Write out all of the entries exactly, please.

■ Records for the task ■

________________________

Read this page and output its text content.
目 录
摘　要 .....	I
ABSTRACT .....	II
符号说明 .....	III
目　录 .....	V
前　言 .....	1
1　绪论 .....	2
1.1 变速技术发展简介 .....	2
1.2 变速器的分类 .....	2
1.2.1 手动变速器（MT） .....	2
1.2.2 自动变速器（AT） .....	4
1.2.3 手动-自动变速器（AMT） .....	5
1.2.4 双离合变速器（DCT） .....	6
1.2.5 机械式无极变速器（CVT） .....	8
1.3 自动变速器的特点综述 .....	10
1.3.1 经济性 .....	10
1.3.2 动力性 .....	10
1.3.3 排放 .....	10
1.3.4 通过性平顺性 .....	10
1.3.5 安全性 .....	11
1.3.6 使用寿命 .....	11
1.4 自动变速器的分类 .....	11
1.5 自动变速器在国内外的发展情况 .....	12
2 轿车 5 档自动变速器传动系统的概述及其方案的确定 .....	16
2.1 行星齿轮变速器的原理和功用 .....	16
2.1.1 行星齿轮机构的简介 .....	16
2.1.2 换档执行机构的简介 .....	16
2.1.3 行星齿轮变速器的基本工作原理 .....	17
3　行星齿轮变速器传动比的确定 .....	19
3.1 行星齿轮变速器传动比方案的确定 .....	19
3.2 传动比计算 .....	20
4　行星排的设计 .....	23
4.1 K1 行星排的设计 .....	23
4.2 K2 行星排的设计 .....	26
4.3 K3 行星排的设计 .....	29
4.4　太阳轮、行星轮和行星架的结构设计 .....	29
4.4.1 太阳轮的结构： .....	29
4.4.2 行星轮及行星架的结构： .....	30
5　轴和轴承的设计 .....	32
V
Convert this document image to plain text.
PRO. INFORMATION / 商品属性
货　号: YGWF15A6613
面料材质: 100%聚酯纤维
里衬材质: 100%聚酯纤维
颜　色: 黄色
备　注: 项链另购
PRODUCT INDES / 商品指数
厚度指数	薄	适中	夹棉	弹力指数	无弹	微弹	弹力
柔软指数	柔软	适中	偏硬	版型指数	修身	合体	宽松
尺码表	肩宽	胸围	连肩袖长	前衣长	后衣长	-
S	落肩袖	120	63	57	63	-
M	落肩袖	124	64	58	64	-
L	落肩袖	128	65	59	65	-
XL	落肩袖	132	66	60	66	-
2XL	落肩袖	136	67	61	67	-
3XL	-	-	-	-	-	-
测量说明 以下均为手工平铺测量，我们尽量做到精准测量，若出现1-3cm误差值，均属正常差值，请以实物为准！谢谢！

________________________

■ In response ■
Read this page and output its text content.
目 录
摘　要 .....	I
ABSTRACT .....	II
符号说明 .....	III
目　录 .....	V
前　言 .....	1
1　绪论 .....	2
1.1 变速技术发展简介 .....	2
1.2 变速器的分类 .....	2
1.2.1 手动变速器（MT） .....	2
1.2.2 自动变速器（AT） .....	4
1.2.3 手动-自动变速器（AMT） .....	5
1.2.4 双离合变速器（DCT） .....	6
1.2.5 机械式无极变速器（CVT） .....	8
1.3 自动变速器的特点综述 .....	10
1.3.1 经济性 .....	10
1.3.2 动力性 .....	10
1.3.3 排放 .....	10
1.3.4 通过性平顺性 .....	10
1.3.5 安全性 .....	11
1.3.6 使用寿命 .....	11
1.4 自动变速器的分类 .....	11
1.5 自动变速器在国内外的发展情况 .....	12
2 轿车 5 档自动变速器传动系统的概述及其方案的确定 .....	16
2.1 行星齿轮变速器的原理和功用 .....	16
2.1.1 行星齿轮机构的简介 .....	16
2.1.2 换档执行机构的简介 .....	16
2.1.3 行星齿轮变速器的基本工作原理 .....	17
3　行星齿轮变速器传动比的确定 .....	19
3.1 行星齿轮变速器传动比方案的确定 .....	19
3.2 传动比计算 .....	20
4　行星排的设计 .....	23
4.1 K1 行星排的设计 .....	23
4.2 K2 行星排的设计 .....	26
4.3 K3 行星排的设计 .....	29
4.4　太阳轮、行星轮和行星架的结构设计 .....	29
4.4.1 太阳轮的结构： .....	29
4.4.2 行星轮及行星架的结构： .....	30
5　轴和轴承的设计 .....	32
V
Convert this document image to plain text.
PRO. INFORMATION / 商品属性
货　号: YGWF15A6613
面料材质: 100%聚酯纤维
里衬材质: 100%聚酯纤维
颜　色: 黄色
备　注: 项链另购
PRODUCT INDES / 商品指数
厚度指数	薄	适中	夹棉	弹力指数	无弹	微弹	弹力
柔软指数	柔软	适中	偏硬	版型指数	修身	合体	宽松
尺码表	肩宽	胸围	连肩袖长	前衣长	后衣长	-
S	落肩袖	120	63	57	63	-
M	落肩袖	124	64	58	64	-
L	落肩袖	128	65	59	65	-
XL	落肩袖	132	66	60	66	-
2XL	落肩袖	136	67	61	67	-
3XL	-	-	-	-	-	-
测量说明 以下均为手工平铺测量，我们尽量做到精准测量，若出现1-3cm误差值，均属正常差值，请以实物为准！谢谢！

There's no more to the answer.